** begin Dataset rows **

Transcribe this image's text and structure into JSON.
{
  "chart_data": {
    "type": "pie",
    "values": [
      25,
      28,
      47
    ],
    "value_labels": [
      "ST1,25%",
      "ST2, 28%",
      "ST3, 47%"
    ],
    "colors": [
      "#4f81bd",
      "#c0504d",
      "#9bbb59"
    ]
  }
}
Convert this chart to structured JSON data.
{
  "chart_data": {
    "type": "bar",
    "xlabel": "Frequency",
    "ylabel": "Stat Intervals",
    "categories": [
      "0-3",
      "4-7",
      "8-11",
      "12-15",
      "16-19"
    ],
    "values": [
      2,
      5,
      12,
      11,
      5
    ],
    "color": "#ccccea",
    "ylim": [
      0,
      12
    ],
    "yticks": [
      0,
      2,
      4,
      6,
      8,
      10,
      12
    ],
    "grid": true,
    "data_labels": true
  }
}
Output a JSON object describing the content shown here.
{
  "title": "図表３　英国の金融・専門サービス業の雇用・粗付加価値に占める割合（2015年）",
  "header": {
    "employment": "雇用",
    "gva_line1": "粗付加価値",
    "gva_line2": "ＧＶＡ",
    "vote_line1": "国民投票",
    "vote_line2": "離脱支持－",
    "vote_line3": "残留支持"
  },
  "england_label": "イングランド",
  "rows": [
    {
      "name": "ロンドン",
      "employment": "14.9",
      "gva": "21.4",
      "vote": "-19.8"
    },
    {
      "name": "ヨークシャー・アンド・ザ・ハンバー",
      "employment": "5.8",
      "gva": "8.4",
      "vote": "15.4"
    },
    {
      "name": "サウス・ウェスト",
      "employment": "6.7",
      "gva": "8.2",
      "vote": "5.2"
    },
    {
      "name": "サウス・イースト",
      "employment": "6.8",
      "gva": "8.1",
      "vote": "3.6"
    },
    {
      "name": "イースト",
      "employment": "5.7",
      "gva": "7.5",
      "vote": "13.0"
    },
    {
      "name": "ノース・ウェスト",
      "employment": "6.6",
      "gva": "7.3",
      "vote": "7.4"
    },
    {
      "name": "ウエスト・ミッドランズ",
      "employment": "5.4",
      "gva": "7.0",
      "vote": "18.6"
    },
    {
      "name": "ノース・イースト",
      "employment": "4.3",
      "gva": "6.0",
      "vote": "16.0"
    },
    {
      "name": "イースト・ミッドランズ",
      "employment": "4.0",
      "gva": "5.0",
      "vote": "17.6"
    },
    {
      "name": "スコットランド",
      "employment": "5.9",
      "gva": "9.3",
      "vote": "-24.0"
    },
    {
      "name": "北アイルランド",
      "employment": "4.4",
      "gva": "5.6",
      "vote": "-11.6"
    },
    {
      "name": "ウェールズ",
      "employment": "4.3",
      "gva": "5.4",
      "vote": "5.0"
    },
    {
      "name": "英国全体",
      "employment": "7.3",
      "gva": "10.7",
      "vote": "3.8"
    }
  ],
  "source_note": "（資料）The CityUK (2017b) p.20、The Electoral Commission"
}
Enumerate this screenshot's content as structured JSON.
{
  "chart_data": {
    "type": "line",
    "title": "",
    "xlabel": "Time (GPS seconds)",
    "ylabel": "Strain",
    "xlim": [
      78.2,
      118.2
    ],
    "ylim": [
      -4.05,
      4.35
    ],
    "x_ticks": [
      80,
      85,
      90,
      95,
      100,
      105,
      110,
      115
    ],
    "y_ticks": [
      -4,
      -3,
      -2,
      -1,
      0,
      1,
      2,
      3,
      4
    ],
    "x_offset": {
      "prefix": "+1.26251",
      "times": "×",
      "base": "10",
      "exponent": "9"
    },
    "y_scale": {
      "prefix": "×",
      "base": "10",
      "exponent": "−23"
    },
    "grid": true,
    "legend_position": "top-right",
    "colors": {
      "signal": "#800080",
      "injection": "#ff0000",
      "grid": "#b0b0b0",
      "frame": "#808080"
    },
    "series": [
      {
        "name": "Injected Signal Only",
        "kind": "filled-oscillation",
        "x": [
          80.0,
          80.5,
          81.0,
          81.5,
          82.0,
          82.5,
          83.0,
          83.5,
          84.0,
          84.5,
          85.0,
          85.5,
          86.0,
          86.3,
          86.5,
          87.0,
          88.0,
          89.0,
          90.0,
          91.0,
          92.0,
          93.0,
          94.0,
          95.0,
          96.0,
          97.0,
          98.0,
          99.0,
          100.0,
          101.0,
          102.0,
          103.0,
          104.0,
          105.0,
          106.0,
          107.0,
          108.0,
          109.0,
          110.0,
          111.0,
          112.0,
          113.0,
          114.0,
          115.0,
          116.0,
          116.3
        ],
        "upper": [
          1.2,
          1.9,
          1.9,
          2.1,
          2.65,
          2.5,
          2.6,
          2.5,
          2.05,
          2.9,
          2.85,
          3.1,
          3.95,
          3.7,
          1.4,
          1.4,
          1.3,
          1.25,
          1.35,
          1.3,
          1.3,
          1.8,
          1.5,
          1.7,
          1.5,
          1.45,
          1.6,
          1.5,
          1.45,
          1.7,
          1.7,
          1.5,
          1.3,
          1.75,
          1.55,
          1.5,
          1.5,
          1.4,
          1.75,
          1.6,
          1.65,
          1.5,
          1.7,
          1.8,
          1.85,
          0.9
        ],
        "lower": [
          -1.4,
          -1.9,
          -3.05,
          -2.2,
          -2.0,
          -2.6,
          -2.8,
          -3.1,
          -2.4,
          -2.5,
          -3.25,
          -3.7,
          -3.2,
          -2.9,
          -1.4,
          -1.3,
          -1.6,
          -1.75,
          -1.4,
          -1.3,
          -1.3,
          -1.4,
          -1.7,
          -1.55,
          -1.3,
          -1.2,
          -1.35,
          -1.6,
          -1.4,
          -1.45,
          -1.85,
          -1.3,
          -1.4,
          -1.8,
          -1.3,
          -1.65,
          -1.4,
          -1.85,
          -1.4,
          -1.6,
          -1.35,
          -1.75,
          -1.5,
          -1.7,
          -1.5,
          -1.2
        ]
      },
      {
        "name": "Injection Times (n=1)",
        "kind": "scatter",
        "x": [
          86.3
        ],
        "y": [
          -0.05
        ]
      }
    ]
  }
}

** end Dataset rows **

All of the data needs to be reproduced exactly, with no line missing.

> **Exercise output**
Transcribe this image's text and structure into JSON.
{
  "chart_data": {
    "type": "pie",
    "values": [
      25,
      28,
      47
    ],
    "value_labels": [
      "ST1,25%",
      "ST2, 28%",
      "ST3, 47%"
    ],
    "colors": [
      "#4f81bd",
      "#c0504d",
      "#9bbb59"
    ]
  }
}
Convert this chart to structured JSON data.
{
  "chart_data": {
    "type": "bar",
    "xlabel": "Frequency",
    "ylabel": "Stat Intervals",
    "categories": [
      "0-3",
      "4-7",
      "8-11",
      "12-15",
      "16-19"
    ],
    "values": [
      2,
      5,
      12,
      11,
      5
    ],
    "color": "#ccccea",
    "ylim": [
      0,
      12
    ],
    "yticks": [
      0,
      2,
      4,
      6,
      8,
      10,
      12
    ],
    "grid": true,
    "data_labels": true
  }
}
Output a JSON object describing the content shown here.
{
  "title": "図表３　英国の金融・専門サービス業の雇用・粗付加価値に占める割合（2015年）",
  "header": {
    "employment": "雇用",
    "gva_line1": "粗付加価値",
    "gva_line2": "ＧＶＡ",
    "vote_line1": "国民投票",
    "vote_line2": "離脱支持－",
    "vote_line3": "残留支持"
  },
  "england_label": "イングランド",
  "rows": [
    {
      "name": "ロンドン",
      "employment": "14.9",
      "gva": "21.4",
      "vote": "-19.8"
    },
    {
      "name": "ヨークシャー・アンド・ザ・ハンバー",
      "employment": "5.8",
      "gva": "8.4",
      "vote": "15.4"
    },
    {
      "name": "サウス・ウェスト",
      "employment": "6.7",
      "gva": "8.2",
      "vote": "5.2"
    },
    {
      "name": "サウス・イースト",
      "employment": "6.8",
      "gva": "8.1",
      "vote": "3.6"
    },
    {
      "name": "イースト",
      "employment": "5.7",
      "gva": "7.5",
      "vote": "13.0"
    },
    {
      "name": "ノース・ウェスト",
      "employment": "6.6",
      "gva": "7.3",
      "vote": "7.4"
    },
    {
      "name": "ウエスト・ミッドランズ",
      "employment": "5.4",
      "gva": "7.0",
      "vote": "18.6"
    },
    {
      "name": "ノース・イースト",
      "employment": "4.3",
      "gva": "6.0",
      "vote": "16.0"
    },
    {
      "name": "イースト・ミッドランズ",
      "employment": "4.0",
      "gva": "5.0",
      "vote": "17.6"
    },
    {
      "name": "スコットランド",
      "employment": "5.9",
      "gva": "9.3",
      "vote": "-24.0"
    },
    {
      "name": "北アイルランド",
      "employment": "4.4",
      "gva": "5.6",
      "vote": "-11.6"
    },
    {
      "name": "ウェールズ",
      "employment": "4.3",
      "gva": "5.4",
      "vote": "5.0"
    },
    {
      "name": "英国全体",
      "employment": "7.3",
      "gva": "10.7",
      "vote": "3.8"
    }
  ],
  "source_note": "（資料）The CityUK (2017b) p.20、The Electoral Commission"
}
Enumerate this screenshot's content as structured JSON.
{
  "chart_data": {
    "type": "line",
    "title": "",
    "xlabel": "Time (GPS seconds)",
    "ylabel": "Strain",
    "xlim": [
      78.2,
      118.2
    ],
    "ylim": [
      -4.05,
      4.35
    ],
    "x_ticks": [
      80,
      85,
      90,
      95,
      100,
      105,
      110,
      115
    ],
    "y_ticks": [
      -4,
      -3,
      -2,
      -1,
      0,
      1,
      2,
      3,
      4
    ],
    "x_offset": {
      "prefix": "+1.26251",
      "times": "×",
      "base": "10",
      "exponent": "9"
    },
    "y_scale": {
      "prefix": "×",
      "base": "10",
      "exponent": "−23"
    },
    "grid": true,
    "legend_position": "top-right",
    "colors": {
      "signal": "#800080",
      "injection": "#ff0000",
      "grid": "#b0b0b0",
      "frame": "#808080"
    },
    "series": [
      {
        "name": "Injected Signal Only",
        "kind": "filled-oscillation",
        "x": [
          80.0,
          80.5,
          81.0,
          81.5,
          82.0,
          82.5,
          83.0,
          83.5,
          84.0,
          84.5,
          85.0,
          85.5,
          86.0,
          86.3,
          86.5,
          87.0,
          88.0,
          89.0,
          90.0,
          91.0,
          92.0,
          93.0,
          94.0,
          95.0,
          96.0,
          97.0,
          98.0,
          99.0,
          100.0,
          101.0,
          102.0,
          103.0,
          104.0,
          105.0,
          106.0,
          107.0,
          108.0,
          109.0,
          110.0,
          111.0,
          112.0,
          113.0,
          114.0,
          115.0,
          116.0,
          116.3
        ],
        "upper": [
          1.2,
          1.9,
          1.9,
          2.1,
          2.65,
          2.5,
          2.6,
          2.5,
          2.05,
          2.9,
          2.85,
          3.1,
          3.95,
          3.7,
          1.4,
          1.4,
          1.3,
          1.25,
          1.35,
          1.3,
          1.3,
          1.8,
          1.5,
          1.7,
          1.5,
          1.45,
          1.6,
          1.5,
          1.45,
          1.7,
          1.7,
          1.5,
          1.3,
          1.75,
          1.55,
          1.5,
          1.5,
          1.4,
          1.75,
          1.6,
          1.65,
          1.5,
          1.7,
          1.8,
          1.85,
          0.9
        ],
        "lower": [
          -1.4,
          -1.9,
          -3.05,
          -2.2,
          -2.0,
          -2.6,
          -2.8,
          -3.1,
          -2.4,
          -2.5,
          -3.25,
          -3.7,
          -3.2,
          -2.9,
          -1.4,
          -1.3,
          -1.6,
          -1.75,
          -1.4,
          -1.3,
          -1.3,
          -1.4,
          -1.7,
          -1.55,
          -1.3,
          -1.2,
          -1.35,
          -1.6,
          -1.4,
          -1.45,
          -1.85,
          -1.3,
          -1.4,
          -1.8,
          -1.3,
          -1.65,
          -1.4,
          -1.85,
          -1.4,
          -1.6,
          -1.35,
          -1.75,
          -1.5,
          -1.7,
          -1.5,
          -1.2
        ]
      },
      {
        "name": "Injection Times (n=1)",
        "kind": "scatter",
        "x": [
          86.3
        ],
        "y": [
          -0.05
        ]
      }
    ]
  }
}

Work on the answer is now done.